* Raw data:
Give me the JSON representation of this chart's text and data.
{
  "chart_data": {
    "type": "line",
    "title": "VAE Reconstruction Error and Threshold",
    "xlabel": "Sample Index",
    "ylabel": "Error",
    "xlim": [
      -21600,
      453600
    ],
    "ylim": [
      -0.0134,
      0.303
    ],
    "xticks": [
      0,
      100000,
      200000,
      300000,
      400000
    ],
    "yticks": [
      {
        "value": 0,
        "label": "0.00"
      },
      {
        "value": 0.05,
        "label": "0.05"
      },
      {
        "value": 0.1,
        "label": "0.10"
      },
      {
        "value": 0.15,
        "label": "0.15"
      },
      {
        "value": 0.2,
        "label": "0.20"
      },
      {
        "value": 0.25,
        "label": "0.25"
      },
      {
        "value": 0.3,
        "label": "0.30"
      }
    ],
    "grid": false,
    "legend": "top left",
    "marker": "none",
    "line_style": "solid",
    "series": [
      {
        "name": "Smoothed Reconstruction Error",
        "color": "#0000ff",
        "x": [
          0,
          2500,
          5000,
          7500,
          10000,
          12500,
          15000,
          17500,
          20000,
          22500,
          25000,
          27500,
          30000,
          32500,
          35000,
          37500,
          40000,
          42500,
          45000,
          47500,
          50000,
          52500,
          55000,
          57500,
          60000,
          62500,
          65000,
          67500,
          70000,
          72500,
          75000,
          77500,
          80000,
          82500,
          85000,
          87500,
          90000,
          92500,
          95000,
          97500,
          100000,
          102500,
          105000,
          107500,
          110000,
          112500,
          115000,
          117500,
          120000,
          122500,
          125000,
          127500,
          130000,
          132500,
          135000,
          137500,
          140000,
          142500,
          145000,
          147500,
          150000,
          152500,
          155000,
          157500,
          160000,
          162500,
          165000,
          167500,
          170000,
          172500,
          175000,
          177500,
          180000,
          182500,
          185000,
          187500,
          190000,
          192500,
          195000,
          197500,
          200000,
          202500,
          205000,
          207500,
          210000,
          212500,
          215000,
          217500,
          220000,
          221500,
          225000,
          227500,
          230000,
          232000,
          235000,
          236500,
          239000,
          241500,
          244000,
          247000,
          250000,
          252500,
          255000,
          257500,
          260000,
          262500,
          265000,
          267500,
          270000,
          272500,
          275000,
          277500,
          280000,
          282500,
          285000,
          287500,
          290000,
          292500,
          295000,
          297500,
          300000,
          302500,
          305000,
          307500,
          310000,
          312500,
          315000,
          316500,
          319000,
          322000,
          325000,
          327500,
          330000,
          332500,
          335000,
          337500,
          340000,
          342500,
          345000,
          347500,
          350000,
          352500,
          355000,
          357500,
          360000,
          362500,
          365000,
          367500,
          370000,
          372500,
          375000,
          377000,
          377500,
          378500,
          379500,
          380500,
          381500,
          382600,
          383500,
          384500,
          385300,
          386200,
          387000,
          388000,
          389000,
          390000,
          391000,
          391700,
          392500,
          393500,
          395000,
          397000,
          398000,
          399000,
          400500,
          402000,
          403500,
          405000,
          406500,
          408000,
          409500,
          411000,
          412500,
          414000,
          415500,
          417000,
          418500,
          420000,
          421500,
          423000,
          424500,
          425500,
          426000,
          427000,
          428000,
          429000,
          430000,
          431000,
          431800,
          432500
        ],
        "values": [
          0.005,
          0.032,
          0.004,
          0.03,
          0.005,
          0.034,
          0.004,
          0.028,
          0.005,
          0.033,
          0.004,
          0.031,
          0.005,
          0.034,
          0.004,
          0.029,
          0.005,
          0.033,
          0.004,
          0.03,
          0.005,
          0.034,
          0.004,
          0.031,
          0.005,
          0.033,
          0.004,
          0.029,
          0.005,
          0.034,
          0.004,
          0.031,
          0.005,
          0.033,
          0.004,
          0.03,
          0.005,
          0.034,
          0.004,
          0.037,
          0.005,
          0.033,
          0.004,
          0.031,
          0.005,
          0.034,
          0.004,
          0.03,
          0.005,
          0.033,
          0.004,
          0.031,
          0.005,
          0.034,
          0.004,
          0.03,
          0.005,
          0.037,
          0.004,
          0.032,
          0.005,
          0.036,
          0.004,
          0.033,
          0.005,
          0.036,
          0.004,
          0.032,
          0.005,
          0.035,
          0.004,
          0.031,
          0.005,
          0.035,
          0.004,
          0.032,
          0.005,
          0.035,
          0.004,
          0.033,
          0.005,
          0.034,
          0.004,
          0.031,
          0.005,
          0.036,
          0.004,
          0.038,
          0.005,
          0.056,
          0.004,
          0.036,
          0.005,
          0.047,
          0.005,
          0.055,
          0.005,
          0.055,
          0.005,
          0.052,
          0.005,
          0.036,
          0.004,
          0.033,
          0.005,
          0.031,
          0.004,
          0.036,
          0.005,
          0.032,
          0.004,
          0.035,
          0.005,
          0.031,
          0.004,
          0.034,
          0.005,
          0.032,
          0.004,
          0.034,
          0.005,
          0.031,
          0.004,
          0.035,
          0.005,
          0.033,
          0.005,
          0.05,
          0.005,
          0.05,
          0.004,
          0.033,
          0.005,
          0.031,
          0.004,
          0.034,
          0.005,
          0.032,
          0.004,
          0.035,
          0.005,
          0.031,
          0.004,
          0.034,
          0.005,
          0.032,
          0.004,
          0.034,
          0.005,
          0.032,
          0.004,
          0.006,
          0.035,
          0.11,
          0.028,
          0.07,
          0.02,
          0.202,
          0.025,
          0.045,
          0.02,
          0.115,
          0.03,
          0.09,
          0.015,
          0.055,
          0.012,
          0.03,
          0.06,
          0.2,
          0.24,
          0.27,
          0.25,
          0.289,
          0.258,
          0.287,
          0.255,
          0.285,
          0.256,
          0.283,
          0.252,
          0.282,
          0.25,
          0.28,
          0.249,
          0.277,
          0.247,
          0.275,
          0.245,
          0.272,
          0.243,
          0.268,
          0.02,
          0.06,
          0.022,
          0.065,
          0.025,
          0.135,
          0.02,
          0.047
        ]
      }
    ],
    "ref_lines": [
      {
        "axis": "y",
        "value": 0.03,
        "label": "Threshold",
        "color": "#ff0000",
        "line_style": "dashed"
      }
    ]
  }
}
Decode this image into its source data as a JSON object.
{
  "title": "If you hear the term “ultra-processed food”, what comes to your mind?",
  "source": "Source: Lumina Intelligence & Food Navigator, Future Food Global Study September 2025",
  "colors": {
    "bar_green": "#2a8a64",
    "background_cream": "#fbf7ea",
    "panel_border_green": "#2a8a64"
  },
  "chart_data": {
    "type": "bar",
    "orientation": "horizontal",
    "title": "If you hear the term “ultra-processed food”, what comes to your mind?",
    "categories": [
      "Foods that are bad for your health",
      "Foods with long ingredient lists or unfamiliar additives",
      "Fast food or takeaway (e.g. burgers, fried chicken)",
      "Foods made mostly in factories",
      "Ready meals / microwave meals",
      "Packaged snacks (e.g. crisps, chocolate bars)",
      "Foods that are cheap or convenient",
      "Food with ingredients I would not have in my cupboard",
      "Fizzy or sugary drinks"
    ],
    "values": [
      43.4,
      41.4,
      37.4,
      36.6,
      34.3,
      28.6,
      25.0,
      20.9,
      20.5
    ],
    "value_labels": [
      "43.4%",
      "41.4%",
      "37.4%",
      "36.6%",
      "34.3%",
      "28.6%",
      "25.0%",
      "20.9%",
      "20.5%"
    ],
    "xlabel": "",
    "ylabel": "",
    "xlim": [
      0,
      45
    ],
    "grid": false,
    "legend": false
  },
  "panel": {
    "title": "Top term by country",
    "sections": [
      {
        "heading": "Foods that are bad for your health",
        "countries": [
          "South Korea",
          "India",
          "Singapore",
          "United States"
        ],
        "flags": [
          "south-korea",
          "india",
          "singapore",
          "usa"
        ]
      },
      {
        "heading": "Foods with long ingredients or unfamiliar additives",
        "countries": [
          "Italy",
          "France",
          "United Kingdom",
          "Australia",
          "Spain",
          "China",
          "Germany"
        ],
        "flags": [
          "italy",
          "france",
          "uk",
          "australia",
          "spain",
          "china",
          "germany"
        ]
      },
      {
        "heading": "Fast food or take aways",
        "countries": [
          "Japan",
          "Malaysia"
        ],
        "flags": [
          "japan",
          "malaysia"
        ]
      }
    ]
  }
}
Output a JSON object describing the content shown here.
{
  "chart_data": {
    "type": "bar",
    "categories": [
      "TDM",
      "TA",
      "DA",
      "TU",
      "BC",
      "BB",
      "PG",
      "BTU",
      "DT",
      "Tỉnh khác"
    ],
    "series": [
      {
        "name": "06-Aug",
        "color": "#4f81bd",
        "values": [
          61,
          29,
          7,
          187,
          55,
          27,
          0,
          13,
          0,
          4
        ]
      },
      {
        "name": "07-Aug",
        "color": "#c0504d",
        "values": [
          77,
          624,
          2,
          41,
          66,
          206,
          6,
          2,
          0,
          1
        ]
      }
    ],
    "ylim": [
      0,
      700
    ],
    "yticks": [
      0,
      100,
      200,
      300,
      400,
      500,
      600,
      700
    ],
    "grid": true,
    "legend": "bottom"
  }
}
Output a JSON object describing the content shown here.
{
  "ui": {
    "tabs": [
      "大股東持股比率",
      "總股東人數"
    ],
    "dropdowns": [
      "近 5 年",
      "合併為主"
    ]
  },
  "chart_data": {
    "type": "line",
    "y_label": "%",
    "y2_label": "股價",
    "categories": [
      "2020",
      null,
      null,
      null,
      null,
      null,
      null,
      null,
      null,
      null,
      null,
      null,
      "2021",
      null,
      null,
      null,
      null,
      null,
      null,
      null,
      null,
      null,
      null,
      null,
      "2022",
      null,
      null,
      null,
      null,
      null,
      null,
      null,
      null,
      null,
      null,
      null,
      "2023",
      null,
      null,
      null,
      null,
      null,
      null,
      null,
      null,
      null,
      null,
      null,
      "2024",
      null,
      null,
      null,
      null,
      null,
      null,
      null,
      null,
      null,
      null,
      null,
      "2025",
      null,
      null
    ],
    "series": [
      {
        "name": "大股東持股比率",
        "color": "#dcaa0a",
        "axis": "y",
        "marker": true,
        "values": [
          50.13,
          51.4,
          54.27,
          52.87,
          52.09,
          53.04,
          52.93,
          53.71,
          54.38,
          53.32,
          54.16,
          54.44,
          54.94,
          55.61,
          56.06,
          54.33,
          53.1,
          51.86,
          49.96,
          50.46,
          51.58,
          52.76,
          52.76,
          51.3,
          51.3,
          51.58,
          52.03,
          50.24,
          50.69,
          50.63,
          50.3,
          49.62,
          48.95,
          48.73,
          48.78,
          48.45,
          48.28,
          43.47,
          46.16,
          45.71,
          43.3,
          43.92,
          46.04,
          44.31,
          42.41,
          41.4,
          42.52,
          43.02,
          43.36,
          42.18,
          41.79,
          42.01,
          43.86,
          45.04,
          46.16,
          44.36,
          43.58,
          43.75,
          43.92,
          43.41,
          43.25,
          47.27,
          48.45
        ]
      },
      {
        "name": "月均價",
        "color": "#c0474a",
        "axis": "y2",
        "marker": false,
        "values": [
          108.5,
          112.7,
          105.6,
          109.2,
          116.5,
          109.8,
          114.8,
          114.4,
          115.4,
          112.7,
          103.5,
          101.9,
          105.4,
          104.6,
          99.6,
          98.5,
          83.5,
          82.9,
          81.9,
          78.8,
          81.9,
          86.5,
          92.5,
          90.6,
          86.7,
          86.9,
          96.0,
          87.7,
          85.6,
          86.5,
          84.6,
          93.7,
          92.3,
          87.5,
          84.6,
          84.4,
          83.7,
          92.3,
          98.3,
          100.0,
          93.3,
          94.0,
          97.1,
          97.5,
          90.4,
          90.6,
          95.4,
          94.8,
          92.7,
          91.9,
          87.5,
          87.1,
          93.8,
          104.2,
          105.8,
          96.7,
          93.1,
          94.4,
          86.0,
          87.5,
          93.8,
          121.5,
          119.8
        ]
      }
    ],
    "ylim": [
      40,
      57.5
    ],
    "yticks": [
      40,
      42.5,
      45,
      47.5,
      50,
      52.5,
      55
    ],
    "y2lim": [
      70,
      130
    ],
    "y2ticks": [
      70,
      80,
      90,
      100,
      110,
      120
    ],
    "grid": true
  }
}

* Request:
Output a single number: how many lines contain the word "that".

* The reply:
3